• _Supplied material_:
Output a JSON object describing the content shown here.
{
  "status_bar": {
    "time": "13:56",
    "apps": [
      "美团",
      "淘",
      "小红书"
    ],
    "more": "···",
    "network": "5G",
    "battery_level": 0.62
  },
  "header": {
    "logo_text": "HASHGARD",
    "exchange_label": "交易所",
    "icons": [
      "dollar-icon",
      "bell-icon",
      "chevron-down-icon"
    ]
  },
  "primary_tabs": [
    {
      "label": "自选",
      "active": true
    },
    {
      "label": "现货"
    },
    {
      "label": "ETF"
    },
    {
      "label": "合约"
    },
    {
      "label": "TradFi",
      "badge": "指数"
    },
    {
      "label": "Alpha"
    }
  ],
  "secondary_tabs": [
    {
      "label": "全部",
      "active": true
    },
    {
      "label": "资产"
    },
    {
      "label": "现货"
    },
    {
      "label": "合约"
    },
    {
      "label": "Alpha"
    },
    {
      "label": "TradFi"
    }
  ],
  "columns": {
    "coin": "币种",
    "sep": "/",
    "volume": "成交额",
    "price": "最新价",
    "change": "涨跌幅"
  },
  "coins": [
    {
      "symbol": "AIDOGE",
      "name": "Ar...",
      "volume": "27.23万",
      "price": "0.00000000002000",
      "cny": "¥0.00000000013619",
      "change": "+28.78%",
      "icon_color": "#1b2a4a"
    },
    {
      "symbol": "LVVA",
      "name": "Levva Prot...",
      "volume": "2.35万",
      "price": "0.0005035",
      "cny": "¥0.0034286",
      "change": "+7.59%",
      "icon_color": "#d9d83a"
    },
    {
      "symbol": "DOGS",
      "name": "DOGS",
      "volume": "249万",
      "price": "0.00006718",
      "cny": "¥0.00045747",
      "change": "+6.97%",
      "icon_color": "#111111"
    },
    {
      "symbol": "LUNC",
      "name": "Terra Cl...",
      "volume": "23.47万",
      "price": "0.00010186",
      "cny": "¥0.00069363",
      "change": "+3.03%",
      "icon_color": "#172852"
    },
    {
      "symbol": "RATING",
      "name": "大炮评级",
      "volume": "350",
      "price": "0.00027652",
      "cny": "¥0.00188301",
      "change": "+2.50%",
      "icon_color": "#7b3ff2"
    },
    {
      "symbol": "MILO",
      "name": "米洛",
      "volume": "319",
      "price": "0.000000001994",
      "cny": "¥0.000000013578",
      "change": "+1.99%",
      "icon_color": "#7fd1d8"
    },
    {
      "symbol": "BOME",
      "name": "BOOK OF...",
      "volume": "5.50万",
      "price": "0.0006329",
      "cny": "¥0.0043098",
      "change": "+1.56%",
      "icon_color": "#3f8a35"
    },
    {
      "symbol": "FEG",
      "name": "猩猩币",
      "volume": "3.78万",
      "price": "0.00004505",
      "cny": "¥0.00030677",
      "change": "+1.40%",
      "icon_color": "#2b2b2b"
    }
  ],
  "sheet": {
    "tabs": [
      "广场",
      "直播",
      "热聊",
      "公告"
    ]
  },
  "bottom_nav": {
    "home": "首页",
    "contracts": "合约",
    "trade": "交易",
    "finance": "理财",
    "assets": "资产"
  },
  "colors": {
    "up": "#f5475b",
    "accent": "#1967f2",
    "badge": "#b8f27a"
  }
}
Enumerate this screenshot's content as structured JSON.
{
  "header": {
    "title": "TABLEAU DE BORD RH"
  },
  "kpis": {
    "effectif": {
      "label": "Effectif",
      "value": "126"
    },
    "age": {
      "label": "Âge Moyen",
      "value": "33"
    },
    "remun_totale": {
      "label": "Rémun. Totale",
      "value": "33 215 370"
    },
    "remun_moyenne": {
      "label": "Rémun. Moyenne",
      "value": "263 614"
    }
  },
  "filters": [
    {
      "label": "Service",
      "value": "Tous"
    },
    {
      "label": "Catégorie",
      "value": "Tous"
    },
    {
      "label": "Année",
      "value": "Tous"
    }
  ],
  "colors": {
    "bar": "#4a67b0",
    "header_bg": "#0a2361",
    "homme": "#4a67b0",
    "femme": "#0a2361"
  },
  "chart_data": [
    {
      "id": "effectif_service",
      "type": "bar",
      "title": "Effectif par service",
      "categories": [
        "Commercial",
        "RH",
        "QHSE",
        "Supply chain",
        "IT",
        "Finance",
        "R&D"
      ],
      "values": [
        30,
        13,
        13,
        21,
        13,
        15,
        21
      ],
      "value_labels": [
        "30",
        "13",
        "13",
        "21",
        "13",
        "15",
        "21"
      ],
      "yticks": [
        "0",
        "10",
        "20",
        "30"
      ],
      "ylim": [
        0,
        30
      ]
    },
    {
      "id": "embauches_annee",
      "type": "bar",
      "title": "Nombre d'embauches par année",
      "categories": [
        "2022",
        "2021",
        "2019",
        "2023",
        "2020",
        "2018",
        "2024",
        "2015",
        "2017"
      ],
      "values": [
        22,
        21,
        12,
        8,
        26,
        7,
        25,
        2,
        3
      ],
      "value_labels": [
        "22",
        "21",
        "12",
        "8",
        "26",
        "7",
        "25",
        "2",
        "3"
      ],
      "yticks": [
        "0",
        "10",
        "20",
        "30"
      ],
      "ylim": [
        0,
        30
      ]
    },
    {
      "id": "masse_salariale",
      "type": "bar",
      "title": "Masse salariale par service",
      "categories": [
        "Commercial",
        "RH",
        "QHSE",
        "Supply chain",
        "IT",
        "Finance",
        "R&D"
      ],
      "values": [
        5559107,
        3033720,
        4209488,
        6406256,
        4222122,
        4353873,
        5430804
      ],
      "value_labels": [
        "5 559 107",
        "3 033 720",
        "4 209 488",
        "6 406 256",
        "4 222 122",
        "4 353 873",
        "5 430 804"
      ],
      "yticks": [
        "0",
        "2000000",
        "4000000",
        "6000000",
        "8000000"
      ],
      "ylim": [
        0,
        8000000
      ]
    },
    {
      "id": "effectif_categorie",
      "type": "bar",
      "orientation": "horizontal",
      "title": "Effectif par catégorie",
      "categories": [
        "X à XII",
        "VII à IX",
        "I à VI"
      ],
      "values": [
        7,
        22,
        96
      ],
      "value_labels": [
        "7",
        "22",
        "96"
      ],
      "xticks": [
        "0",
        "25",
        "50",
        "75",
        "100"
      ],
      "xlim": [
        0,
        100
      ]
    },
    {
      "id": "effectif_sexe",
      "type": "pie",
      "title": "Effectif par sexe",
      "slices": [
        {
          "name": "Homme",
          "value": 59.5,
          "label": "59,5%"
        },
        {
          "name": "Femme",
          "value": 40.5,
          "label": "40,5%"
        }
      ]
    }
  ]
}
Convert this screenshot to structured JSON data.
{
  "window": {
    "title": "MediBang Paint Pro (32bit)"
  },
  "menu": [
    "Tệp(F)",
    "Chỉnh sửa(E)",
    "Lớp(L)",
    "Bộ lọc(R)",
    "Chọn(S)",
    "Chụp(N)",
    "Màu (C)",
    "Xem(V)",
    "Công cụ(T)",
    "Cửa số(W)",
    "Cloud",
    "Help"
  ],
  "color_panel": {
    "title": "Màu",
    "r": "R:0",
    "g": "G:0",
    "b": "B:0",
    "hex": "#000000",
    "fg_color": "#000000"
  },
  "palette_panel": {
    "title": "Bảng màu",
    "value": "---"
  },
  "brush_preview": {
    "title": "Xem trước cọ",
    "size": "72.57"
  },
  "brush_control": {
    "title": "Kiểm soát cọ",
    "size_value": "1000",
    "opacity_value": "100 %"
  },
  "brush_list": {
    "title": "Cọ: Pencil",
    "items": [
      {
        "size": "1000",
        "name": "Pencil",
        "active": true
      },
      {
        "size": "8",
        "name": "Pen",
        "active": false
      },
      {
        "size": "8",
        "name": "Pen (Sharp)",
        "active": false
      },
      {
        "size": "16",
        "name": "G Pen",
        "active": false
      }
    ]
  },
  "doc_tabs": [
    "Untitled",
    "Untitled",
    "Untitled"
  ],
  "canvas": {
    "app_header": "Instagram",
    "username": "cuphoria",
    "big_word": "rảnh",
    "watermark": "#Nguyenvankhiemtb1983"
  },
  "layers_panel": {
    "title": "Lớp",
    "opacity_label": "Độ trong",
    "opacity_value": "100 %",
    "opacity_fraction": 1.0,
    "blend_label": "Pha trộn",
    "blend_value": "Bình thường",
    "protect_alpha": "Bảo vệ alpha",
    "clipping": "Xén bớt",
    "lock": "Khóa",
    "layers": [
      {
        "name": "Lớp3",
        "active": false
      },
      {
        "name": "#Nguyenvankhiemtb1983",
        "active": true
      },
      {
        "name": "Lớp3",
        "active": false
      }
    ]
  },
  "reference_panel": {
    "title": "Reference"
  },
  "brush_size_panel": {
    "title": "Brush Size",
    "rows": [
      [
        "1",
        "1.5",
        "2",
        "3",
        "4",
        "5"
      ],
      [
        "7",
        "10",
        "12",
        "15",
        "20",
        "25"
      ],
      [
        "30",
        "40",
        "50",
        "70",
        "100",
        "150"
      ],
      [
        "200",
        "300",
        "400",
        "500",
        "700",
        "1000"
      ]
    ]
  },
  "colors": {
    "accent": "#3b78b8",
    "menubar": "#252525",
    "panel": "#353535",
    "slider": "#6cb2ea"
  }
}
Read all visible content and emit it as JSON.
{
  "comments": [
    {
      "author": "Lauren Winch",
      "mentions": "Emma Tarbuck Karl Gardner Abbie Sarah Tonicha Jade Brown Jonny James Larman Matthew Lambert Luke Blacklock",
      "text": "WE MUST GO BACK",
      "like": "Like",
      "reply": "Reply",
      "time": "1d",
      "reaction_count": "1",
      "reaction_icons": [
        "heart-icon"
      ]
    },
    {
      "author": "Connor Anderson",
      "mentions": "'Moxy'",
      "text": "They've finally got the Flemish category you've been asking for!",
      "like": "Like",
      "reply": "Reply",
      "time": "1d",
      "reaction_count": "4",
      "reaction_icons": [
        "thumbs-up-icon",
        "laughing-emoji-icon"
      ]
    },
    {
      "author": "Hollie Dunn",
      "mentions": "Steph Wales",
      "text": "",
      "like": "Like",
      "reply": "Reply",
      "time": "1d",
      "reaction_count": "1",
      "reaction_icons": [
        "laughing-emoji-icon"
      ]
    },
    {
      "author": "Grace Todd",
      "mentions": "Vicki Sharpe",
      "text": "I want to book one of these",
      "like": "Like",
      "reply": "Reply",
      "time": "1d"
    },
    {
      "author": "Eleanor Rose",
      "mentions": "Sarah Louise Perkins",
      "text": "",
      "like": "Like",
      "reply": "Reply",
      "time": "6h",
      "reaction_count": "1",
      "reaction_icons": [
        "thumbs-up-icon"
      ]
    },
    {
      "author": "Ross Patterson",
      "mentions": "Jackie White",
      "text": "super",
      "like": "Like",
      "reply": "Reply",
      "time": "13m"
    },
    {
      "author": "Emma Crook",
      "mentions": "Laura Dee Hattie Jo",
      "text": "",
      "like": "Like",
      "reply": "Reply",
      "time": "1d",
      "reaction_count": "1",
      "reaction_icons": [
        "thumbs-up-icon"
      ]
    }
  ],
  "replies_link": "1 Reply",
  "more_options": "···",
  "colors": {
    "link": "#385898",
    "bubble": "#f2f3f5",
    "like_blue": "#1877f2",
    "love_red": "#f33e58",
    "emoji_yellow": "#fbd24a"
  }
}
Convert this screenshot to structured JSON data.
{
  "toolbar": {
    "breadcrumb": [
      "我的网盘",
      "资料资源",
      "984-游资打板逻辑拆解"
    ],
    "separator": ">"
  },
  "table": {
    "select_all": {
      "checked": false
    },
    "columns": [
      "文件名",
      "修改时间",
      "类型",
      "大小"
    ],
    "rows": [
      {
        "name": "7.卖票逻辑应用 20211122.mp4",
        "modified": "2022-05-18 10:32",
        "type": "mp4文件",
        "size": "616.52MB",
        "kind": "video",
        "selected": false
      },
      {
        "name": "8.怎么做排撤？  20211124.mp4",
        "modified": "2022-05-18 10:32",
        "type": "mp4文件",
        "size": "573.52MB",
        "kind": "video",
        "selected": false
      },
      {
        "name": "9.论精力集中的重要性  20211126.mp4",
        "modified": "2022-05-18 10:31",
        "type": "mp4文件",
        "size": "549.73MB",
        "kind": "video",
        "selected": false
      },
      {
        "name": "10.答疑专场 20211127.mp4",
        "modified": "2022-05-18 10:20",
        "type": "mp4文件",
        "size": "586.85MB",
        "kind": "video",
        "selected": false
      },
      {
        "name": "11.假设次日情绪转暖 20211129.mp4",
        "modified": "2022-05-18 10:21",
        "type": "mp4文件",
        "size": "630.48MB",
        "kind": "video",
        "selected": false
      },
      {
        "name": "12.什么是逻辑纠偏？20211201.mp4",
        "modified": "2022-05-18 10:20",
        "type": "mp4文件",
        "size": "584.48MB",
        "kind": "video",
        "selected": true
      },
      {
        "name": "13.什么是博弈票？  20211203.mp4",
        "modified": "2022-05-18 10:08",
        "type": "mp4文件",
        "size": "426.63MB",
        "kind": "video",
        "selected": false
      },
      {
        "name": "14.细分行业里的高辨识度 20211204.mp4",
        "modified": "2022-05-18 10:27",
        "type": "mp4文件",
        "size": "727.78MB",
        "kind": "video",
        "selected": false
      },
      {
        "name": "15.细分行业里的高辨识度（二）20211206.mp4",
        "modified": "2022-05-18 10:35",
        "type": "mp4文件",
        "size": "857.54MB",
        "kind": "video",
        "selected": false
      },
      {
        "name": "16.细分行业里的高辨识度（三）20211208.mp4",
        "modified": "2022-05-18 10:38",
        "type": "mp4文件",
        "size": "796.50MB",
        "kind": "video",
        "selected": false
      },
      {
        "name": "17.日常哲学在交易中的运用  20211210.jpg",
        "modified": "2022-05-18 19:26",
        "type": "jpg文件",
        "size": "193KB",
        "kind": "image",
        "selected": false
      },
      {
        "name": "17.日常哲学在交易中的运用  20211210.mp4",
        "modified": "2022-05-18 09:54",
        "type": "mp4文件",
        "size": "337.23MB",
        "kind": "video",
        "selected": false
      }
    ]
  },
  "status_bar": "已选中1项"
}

• _Exercise instructions_: Determine how many lines include the word "content" and report that number by itself.

• _Final result_: 3